▶ **Tarefa 1**: Copie fielmente o trecho da entrevista com Marcelo Queiroga que vai de "Folha – O sr." até "China é excelente.", inclusive.
▶ **Tarefa 2**: Retome a entrevista com o ministro da Saúde Marcelo Queiroga e dê-lhe continuidade a partir da última frase apresentada.

::: Texto para leitura

Folha – Nos primeiros dias da sua gestão, o país tem atingido mais de 4.000 mortes por dia, o que mostra que a situação só se agrava. O sr. tem falado em campanhas de prevenção, mas isso ainda não saiu do papel. Qual o plano a curto prazo?

Marcelo Queiroga – Não deveríamos já ter uma medida mais dura diante desse número tão alto?Esse número de mortes que ocorre hoje é reflexo do que ocorreu. O que aconteceu: campanha política, feriado de Natal, férias, Carnaval que não teve Marquês de Sapucaí, mas que as pessoas estavam todas nas suas casas fazendo festinha. É reflexo dessas ações.

Precisamos ter eficácia na comunicação para adquirir a confiança da sociedade em adotar as medidas que são necessárias para frear a circulação do vírus.

Na minha primeira manifestação à imprensa, citei a pátria de chuteiras na Copa do Mundo e falei em termos uma pátria de máscaras. E é nítido que já houve uma mudança em relação a esse ponto no governo. Considero que devia já ter esse crédito de conseguir que as pessoas tenham maior adesão no uso das máscaras. Considero que devia já ter esse crédito de conseguir que as pessoas tenham maior adesão no uso das máscaras Marcelo Queiroga ministro da Saúde * Além disso, vamos lançar a secretaria extraordinária e ter iniciativas publicitárias. O foco principal é vacina, usar as máscaras e estimular o distanciamento entre as pessoas.

Folha – O sr. diz que pretende acelerar a vacinação. Como vai garantir que isso ocorra? Logo após chegarmos a 1 milhão de doses ao dia, já não foi possível manter essa meta e algumas cidades tiveram de interromper campanhas por falta de doses.

Marcelo Queiroga – Há um problema mundial de carência de vacinas. Precisamos do IFA [insumo usado para fabricação] que vem da China e às vezes atrasa, e por isso muda o calendário. Mas o canal de negociação diplomática tem sido o melhor possível, e a negociação com a China é excelente.

É uma luta diária. Temos uma estimativa de doses a serem aplicadas que depende da produção, da indústria, das entregas, da importação de doses prontas. Já eram para ter sido entregues doses do Covax Facility, por exemplo.

::::::
::: Conjunto de registros

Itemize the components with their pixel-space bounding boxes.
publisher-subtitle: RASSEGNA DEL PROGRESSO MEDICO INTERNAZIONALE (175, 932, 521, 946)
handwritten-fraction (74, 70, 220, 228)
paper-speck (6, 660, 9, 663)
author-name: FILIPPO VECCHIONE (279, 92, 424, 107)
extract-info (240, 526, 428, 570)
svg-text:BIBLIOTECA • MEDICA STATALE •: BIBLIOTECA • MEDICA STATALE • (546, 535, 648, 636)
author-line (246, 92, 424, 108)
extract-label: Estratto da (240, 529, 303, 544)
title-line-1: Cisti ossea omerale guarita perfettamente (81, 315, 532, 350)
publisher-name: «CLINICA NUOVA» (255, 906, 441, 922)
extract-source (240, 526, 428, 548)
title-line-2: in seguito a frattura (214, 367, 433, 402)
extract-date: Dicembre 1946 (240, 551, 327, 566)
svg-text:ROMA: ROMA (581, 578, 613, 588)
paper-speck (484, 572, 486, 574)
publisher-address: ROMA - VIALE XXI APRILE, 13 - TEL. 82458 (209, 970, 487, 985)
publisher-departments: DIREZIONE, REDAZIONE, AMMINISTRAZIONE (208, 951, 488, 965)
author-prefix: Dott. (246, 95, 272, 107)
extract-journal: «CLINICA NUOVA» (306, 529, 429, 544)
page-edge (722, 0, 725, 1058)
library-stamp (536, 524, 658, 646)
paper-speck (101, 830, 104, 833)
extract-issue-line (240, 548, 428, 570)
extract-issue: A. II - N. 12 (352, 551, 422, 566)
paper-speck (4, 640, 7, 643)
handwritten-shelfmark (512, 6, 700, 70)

::::::

▶ **Resposta 1**:
Folha – O sr. diz que pretende acelerar a vacinação. Como vai garantir que isso ocorra? Logo após chegarmos a 1 milhão de doses ao dia, já não foi possível manter essa meta e algumas cidades tiveram de interromper campanhas por falta de doses.

Marcelo Queiroga – Há um problema mundial de carência de vacinas. Precisamos do IFA [insumo usado para fabricação] que vem da China e às vezes atrasa, e por isso muda o calendário. Mas o canal de negociação diplomática tem sido o melhor possível, e a negociação com a China é excelente.

▶ **Resposta 2**:
Folha – Mas o Brasil não poderia ter garantido alguns acordos mais cedo para evitar essa falta de doses agora?

Marcelo Queiroga – O Brasil fez um acordo com a AstraZeneca. Essa vacina não foi a primeira a ser usada para vacinar, foi a Pfizer. Mas, em maio de 2020, ninguém falava nada da Pfizer, só da AstraZeneca.

A carência é realmente uma situação mundial, e o Brasil está empenhado em conseguir as doses necessárias.

Folha – Mas de que forma? Há possibilidade de mais acordos?

Marcelo Queiroga – Sim, há possibilidade. Mas são assuntos privados entre governos, indústrias que ainda não podemos revelar, por questões de confidencialidade.

Folha – Em quanto tempo podemos ter toda a população vacinada?

Marcelo Queiroga – O nosso objetivo é acelerar a campanha sobretudo nos próximos três meses, até para dar uma satisfação para a sociedade.

Estamos buscando com as indústrias que têm doses prontas para que seja antecipada a entrega via Covax Facility e relações bilaterais. Mas os outros países também têm essa necessidade, e por isso não é simples.

Folha – O seu antecessor, por exemplo, falava em ter metade da população vacinada até julho. O sr. mantém essa meta diante desses impasses?

Marcelo Queiroga – Temos 20 milhões de doses negociadas pelo governo com a Bharat Biotech [fabricante de vacina indiana Covaxin]. E a Anvisa não aprovou até esse momento.

Não posso chegar dando canetada na Anvisa, que é uma agência regulatória. Mas eu teria mais doses em março e abril, como estava no calendário anterior, e a Anvisa não aprovou.

Folha – Mas não aprovou porque não recebeu dados de segurança e eficácia?

Marcelo Queiroga – Sim. Mas falam: “Vocês não se antecipam [em obter doses]”. E nos antecipamos em negociar com a Bharat Biotech, mas que ainda não passou pela chancela da Anvisa.

É questão técnica. Preciso como ministro da Saúde respeitar o marco regulatório da Anvisa.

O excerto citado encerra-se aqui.